▸ **Stored entries**:

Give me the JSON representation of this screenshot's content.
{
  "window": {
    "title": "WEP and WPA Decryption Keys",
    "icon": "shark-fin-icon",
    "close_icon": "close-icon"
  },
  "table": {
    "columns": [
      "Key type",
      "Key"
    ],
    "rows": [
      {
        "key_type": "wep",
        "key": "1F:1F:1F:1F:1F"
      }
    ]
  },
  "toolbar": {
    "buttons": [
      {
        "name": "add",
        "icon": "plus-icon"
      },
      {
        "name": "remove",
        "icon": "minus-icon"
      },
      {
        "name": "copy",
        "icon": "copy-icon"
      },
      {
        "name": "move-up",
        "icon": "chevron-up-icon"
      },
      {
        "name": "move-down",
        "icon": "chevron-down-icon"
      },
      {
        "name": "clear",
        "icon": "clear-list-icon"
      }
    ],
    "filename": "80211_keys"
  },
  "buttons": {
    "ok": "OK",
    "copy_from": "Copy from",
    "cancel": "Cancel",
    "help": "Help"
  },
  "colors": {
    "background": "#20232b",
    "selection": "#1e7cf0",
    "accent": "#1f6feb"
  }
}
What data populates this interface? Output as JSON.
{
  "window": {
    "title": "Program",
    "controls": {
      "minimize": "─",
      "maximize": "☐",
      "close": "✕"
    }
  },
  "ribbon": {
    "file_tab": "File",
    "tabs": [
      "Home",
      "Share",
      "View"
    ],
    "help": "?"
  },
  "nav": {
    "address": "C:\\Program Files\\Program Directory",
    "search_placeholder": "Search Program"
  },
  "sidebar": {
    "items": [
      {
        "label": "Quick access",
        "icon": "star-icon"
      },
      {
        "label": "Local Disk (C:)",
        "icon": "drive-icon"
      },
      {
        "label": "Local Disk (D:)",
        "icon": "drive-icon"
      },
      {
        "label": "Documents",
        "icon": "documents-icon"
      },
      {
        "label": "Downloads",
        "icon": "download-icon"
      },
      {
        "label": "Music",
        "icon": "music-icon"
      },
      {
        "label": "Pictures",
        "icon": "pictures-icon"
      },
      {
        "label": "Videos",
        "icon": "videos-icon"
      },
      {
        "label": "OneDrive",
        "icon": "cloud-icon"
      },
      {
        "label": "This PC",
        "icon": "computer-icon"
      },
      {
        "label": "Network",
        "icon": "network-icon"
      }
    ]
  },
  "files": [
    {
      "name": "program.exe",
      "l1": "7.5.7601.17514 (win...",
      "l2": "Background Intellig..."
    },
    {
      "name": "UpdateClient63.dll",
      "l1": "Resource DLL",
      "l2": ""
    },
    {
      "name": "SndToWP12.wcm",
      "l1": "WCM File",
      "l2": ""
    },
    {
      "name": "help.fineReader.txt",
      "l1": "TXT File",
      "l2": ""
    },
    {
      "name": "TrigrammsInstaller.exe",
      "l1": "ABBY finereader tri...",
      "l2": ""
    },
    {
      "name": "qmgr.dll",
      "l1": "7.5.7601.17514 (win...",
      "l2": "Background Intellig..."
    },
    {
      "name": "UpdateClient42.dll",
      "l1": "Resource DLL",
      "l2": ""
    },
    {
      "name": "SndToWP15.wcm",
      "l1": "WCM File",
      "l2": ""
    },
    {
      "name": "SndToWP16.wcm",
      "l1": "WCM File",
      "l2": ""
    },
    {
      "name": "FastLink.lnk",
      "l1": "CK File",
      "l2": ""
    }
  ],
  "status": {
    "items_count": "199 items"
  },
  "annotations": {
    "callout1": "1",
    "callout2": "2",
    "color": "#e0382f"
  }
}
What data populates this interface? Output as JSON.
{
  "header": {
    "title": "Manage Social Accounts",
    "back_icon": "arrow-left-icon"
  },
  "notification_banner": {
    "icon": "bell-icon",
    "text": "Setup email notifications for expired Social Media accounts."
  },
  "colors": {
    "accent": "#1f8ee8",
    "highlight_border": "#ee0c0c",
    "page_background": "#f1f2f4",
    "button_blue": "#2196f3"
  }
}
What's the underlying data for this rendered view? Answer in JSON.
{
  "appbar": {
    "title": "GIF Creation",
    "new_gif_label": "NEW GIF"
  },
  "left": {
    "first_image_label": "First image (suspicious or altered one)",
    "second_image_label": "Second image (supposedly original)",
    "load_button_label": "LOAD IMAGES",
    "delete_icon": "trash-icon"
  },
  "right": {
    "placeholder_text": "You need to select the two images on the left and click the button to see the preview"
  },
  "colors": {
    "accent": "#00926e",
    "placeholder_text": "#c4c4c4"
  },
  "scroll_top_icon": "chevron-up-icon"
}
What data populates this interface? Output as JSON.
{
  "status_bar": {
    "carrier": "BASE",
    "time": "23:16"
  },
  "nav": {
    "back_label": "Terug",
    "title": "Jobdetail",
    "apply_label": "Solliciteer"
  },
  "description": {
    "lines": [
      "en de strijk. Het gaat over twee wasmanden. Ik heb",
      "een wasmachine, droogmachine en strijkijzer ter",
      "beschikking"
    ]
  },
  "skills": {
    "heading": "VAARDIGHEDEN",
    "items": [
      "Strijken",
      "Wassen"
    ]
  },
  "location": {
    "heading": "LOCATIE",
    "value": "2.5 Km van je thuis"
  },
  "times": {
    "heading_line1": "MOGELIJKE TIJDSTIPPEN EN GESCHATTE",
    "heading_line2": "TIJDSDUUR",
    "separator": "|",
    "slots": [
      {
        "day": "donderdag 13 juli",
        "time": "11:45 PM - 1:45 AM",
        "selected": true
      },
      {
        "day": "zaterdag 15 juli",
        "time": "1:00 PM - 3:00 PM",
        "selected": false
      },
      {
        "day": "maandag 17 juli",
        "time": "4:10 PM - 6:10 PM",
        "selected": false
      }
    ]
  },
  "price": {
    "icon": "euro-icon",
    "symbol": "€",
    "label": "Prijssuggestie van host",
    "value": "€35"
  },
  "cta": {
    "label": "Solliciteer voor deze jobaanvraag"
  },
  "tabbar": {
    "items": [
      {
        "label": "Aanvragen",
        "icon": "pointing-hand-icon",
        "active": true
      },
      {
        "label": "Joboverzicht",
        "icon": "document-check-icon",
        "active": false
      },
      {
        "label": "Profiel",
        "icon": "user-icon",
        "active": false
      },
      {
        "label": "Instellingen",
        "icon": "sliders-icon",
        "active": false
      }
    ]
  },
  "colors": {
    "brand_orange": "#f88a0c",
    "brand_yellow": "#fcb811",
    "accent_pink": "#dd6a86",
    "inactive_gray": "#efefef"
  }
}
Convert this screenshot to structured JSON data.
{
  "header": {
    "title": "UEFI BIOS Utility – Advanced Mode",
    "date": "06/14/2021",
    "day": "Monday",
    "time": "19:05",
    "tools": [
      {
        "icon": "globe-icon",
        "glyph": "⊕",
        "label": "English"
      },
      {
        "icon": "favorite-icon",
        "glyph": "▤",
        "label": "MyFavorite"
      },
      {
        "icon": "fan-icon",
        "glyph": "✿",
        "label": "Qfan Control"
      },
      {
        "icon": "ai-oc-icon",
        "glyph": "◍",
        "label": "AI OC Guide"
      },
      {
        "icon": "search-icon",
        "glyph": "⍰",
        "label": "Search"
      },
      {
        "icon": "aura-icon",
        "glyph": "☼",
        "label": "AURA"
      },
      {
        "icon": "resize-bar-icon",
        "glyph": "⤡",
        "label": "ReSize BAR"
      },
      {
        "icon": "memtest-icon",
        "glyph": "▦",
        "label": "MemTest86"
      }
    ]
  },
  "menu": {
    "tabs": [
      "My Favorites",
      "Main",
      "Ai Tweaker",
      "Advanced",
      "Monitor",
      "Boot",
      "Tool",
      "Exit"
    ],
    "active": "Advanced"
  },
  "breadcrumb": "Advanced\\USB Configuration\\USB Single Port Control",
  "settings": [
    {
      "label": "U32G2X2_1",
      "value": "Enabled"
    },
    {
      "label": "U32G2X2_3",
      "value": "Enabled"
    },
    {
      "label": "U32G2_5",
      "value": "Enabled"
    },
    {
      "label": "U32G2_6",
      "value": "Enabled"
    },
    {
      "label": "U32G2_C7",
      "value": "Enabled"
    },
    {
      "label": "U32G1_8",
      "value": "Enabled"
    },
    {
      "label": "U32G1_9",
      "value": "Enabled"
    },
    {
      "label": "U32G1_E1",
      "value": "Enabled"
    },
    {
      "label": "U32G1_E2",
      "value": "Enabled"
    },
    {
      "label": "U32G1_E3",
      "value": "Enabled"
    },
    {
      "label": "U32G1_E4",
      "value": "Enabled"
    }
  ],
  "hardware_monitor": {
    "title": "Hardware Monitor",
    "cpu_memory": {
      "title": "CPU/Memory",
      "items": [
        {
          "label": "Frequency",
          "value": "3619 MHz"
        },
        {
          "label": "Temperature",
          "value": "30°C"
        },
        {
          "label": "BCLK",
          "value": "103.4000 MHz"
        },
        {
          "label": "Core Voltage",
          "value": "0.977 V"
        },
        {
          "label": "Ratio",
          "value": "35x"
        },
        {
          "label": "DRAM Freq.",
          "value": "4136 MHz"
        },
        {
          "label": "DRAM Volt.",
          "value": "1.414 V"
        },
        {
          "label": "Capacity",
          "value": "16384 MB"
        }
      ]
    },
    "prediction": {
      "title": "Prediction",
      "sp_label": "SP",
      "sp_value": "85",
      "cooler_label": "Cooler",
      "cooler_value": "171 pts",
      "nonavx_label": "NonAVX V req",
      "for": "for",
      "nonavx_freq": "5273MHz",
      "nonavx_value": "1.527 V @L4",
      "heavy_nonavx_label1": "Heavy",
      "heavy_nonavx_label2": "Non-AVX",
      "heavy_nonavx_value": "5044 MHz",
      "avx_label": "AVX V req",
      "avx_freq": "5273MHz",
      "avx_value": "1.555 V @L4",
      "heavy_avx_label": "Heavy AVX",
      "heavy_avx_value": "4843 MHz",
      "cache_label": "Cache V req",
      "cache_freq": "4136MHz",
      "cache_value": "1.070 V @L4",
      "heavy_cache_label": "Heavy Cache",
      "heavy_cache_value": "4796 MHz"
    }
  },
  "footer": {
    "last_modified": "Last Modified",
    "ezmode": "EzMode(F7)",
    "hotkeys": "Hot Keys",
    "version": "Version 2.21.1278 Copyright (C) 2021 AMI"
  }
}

▸ **Aim**: Above are the records. Copy every line in them holding "Local".

▸ **Exercise response**:
        "label": "Local Disk (C:)",
        "label": "Local Disk (D:)",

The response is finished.